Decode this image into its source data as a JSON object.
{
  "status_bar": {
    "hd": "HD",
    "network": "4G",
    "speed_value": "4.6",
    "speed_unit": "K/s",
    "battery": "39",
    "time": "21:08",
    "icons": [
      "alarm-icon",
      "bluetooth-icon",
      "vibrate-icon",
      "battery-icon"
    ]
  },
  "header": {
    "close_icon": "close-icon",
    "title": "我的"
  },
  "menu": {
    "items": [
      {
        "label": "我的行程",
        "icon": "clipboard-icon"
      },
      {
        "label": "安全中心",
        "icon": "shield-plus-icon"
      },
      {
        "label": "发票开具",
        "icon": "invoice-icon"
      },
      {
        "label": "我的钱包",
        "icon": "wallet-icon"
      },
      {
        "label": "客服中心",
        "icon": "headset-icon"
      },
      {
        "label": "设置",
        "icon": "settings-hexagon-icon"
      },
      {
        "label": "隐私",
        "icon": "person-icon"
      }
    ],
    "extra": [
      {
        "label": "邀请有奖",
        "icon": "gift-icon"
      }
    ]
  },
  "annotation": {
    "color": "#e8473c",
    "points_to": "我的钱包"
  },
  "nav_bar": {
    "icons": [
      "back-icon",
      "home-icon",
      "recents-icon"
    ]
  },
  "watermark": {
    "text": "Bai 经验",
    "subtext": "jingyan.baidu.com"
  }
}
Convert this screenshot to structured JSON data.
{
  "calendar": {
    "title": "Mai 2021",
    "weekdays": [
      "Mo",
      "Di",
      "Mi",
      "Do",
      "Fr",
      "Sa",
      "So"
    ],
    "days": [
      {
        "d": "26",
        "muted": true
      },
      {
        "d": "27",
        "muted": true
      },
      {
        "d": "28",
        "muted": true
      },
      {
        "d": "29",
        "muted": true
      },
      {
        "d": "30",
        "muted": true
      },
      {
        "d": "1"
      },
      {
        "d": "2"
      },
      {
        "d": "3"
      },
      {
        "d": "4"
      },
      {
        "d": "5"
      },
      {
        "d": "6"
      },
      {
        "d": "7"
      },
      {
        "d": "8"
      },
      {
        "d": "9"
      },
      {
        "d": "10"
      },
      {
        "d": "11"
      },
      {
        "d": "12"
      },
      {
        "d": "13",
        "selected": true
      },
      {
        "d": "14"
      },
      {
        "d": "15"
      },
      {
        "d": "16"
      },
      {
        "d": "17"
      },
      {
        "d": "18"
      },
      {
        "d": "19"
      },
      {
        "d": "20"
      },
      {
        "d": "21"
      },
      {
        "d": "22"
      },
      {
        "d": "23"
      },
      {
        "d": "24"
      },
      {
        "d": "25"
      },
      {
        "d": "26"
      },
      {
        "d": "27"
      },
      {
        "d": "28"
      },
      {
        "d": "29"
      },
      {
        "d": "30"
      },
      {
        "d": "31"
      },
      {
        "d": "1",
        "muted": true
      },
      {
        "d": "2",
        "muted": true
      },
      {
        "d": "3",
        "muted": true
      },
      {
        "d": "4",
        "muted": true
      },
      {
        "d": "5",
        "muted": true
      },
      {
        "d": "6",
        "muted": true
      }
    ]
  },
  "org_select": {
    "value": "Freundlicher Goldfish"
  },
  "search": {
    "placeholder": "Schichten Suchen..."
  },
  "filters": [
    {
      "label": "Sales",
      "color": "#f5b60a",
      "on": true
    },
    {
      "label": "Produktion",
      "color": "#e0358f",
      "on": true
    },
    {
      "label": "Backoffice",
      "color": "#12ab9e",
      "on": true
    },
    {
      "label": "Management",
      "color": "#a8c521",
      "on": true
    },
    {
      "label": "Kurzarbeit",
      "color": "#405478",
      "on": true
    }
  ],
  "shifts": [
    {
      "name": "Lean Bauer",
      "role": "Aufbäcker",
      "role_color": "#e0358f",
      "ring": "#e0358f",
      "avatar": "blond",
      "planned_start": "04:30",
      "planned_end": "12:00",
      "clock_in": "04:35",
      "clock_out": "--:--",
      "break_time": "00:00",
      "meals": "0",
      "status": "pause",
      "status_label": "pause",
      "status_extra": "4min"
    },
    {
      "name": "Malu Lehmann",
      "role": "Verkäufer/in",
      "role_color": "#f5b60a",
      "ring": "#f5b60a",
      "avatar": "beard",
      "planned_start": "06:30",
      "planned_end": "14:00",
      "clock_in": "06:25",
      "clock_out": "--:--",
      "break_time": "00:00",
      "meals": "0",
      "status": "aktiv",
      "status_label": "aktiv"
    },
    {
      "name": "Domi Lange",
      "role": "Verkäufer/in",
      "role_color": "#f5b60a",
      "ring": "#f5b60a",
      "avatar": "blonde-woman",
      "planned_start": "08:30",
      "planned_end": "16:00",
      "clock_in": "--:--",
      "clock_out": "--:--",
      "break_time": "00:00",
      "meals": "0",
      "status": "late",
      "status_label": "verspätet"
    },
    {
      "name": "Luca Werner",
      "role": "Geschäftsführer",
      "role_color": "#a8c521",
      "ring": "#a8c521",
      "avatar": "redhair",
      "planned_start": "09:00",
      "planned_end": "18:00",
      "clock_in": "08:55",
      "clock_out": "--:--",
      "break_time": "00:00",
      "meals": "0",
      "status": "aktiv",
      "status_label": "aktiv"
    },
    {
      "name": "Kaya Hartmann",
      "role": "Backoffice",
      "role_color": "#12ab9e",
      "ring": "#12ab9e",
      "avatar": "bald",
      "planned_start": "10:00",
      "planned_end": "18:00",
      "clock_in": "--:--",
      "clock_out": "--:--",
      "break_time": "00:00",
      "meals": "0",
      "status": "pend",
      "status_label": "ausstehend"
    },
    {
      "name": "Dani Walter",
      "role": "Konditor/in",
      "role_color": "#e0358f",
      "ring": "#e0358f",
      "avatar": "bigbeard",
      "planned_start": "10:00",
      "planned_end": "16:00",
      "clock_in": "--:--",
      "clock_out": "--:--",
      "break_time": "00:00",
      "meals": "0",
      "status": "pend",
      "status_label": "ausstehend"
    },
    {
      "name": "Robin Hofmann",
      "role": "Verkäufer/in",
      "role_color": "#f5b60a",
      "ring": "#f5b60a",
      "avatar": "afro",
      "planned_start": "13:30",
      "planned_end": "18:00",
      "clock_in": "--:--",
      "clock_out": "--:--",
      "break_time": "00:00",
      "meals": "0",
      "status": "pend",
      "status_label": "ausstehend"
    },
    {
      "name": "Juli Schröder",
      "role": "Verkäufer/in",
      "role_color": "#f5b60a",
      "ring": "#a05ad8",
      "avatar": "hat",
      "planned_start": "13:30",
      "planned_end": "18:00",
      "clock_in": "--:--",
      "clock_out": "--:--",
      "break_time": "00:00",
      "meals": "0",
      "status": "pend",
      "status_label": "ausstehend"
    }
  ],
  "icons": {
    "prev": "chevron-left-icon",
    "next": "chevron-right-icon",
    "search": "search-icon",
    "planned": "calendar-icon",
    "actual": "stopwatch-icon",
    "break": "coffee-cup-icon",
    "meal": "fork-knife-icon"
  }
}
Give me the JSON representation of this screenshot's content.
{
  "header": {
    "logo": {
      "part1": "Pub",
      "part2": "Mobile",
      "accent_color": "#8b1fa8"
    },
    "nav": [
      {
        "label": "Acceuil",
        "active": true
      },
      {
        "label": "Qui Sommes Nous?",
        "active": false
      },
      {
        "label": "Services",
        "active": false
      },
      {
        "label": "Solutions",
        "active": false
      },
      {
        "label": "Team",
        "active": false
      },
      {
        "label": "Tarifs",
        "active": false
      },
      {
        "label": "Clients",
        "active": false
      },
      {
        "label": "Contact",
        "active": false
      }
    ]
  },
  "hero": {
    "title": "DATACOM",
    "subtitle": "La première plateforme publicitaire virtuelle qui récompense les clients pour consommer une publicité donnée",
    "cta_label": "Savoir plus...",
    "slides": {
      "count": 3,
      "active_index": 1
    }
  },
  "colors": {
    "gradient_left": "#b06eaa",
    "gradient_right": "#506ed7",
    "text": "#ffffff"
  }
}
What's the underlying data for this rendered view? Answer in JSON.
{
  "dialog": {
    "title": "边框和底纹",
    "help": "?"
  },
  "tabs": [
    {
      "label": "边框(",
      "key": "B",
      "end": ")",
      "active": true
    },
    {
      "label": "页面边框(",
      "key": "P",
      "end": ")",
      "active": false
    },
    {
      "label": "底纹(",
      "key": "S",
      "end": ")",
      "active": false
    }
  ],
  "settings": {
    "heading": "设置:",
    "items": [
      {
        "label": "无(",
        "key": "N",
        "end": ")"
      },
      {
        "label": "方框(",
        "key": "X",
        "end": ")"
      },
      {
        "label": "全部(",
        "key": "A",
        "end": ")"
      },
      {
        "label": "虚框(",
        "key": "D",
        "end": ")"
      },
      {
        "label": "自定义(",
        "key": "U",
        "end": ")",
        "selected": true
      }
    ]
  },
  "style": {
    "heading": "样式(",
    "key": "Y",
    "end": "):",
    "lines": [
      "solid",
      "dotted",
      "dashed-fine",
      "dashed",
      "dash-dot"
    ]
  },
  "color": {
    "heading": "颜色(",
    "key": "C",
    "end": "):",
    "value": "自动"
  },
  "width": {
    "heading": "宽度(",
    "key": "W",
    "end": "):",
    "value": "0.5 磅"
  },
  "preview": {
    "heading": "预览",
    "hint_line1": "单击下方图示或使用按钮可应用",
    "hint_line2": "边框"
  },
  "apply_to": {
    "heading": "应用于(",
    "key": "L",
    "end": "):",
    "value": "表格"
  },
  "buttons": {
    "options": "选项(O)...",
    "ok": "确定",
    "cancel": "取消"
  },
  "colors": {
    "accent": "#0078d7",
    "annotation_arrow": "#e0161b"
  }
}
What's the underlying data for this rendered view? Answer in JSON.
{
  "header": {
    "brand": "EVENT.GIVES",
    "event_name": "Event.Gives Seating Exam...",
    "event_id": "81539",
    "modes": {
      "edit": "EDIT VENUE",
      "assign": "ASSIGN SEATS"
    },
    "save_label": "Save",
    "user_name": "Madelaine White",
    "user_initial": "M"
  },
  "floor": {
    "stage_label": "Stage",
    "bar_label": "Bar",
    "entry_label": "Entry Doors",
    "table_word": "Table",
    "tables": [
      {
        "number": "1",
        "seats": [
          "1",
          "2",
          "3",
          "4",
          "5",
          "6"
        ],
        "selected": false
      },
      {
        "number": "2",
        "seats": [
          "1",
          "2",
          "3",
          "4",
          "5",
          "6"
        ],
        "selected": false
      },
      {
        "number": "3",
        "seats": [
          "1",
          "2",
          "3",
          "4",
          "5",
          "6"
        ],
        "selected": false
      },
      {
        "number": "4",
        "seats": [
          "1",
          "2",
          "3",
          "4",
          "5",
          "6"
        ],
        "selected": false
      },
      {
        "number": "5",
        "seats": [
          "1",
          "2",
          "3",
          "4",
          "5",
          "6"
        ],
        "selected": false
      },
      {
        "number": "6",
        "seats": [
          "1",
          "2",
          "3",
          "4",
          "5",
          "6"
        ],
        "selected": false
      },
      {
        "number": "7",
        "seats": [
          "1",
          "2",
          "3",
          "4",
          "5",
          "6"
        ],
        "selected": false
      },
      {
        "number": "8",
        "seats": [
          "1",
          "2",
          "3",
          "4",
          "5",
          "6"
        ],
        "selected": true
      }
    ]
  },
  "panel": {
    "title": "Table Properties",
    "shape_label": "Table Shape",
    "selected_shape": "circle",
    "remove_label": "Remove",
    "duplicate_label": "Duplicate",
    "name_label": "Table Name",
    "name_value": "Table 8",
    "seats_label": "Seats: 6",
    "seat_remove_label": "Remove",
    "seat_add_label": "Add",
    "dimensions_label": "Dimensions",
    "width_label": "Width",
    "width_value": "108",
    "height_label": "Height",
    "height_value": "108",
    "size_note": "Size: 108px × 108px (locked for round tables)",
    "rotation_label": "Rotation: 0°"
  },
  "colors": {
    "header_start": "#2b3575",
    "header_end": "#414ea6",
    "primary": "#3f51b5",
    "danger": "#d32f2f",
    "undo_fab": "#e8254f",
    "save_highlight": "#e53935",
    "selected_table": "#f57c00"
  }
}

Problem description
Copy each line of the listing that contains the string "JSON".

Correct result
Decode this image into its source data as a JSON object.
Convert this screenshot to structured JSON data.
Give me the JSON representation of this screenshot's content.
What's the underlying data for this rendered view? Answer in JSON.
What's the underlying data for this rendered view? Answer in JSON.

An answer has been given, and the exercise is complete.